***** Data for this exercise *****
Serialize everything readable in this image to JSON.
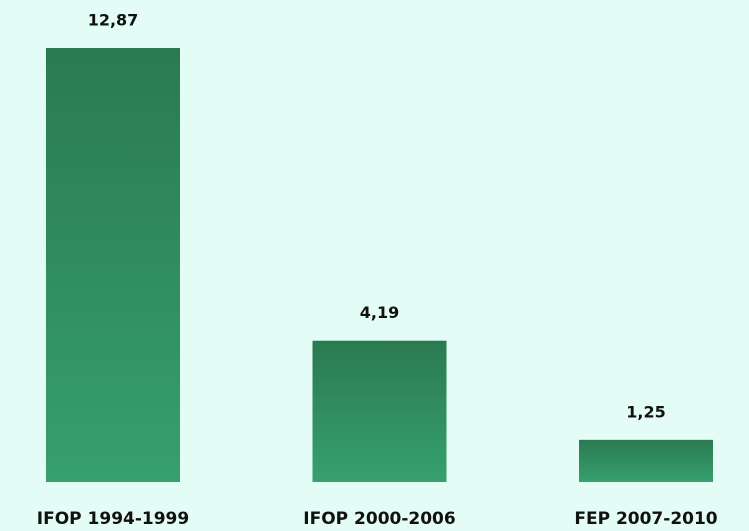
{
  "chart_data": {
    "type": "bar",
    "categories": [
      "IFOP 1994-1999",
      "IFOP 2000-2006",
      "FEP 2007-2010"
    ],
    "values": [
      12.87,
      4.19,
      1.25
    ],
    "value_labels": [
      "12,87",
      "4,19",
      "1,25"
    ]
  }
}
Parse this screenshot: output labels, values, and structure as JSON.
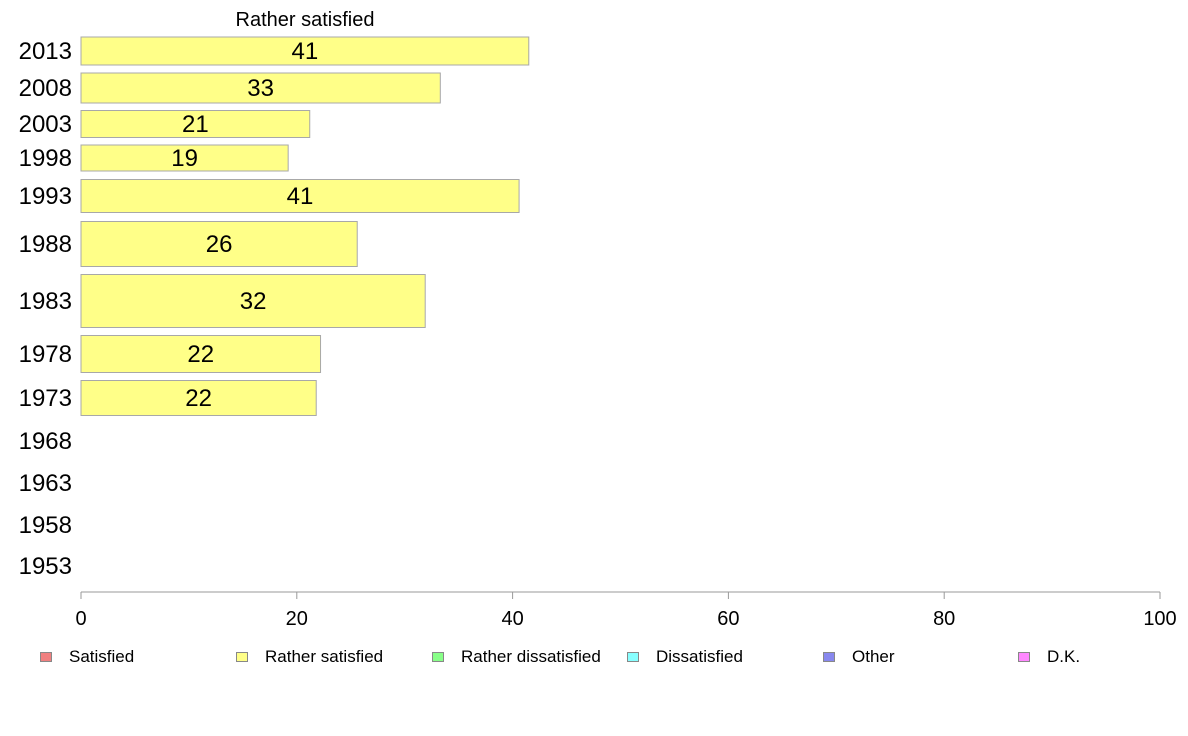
*****
# Goal
Excluding the pictures, restate the records above word for word.

# Correct response
Serialize everything readable in this image to JSON.
{
  "chart_data": {
    "type": "bar",
    "categories": [
      "IFOP 1994-1999",
      "IFOP 2000-2006",
      "FEP 2007-2010"
    ],
    "values": [
      12.87,
      4.19,
      1.25
    ],
    "value_labels": [
      "12,87",
      "4,19",
      "1,25"
    ]
  }
}
Parse this screenshot: output labels, values, and structure as JSON.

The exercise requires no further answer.